• Written exercise
Identify each line in the records below that contains the string "left" and copy those lines in full.

Layout coordinate data
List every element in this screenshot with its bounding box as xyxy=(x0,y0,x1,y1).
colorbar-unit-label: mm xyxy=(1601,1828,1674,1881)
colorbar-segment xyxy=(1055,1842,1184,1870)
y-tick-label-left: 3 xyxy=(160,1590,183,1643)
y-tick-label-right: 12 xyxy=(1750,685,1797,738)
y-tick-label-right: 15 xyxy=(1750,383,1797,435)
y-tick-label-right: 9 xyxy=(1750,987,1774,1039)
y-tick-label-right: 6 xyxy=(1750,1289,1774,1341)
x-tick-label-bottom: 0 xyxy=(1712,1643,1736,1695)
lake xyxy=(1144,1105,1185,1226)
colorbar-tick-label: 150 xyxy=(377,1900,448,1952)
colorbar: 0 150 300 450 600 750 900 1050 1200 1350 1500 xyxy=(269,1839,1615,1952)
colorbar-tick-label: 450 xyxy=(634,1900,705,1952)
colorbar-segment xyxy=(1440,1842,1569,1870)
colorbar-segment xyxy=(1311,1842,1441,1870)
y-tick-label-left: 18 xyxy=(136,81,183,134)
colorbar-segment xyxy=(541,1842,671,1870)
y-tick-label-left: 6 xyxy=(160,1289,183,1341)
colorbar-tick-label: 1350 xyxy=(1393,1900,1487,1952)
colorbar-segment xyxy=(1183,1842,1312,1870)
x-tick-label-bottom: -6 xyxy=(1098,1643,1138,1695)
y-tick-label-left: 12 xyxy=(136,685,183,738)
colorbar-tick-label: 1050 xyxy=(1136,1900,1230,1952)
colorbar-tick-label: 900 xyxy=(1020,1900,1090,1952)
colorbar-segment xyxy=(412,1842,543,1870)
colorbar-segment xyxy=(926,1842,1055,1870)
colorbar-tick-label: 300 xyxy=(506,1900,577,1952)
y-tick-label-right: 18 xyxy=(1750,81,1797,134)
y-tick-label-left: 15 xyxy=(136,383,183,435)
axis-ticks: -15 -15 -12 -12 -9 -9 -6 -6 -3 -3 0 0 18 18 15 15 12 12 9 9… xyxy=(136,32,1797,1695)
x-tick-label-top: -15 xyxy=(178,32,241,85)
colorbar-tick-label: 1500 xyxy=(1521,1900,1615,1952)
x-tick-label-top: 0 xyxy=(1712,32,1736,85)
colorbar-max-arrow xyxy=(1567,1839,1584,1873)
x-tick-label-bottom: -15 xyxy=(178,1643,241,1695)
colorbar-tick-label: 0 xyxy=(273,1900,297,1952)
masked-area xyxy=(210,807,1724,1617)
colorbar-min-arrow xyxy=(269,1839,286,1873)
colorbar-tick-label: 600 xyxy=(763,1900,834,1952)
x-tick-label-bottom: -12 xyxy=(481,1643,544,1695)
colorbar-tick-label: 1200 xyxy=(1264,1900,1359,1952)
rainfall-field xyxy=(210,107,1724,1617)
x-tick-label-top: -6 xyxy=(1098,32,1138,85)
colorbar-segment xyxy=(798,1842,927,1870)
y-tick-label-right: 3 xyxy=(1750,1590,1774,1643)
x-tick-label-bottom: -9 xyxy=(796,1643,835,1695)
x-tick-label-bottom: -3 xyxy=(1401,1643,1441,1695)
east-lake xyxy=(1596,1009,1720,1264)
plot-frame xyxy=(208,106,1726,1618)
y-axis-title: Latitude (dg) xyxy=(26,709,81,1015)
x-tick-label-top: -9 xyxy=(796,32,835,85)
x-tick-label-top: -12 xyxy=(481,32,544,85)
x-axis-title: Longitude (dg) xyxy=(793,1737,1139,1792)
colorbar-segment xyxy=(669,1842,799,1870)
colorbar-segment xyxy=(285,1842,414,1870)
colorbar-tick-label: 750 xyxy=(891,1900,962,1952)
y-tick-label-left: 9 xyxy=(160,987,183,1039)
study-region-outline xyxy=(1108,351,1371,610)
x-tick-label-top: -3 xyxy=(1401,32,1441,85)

• Answer below
y-tick-label-left: 3 xyxy=(160,1590,183,1643)
y-tick-label-left: 18 xyxy=(136,81,183,134)
y-tick-label-left: 6 xyxy=(160,1289,183,1341)
y-tick-label-left: 12 xyxy=(136,685,183,738)
y-tick-label-left: 15 xyxy=(136,383,183,435)
y-tick-label-left: 9 xyxy=(160,987,183,1039)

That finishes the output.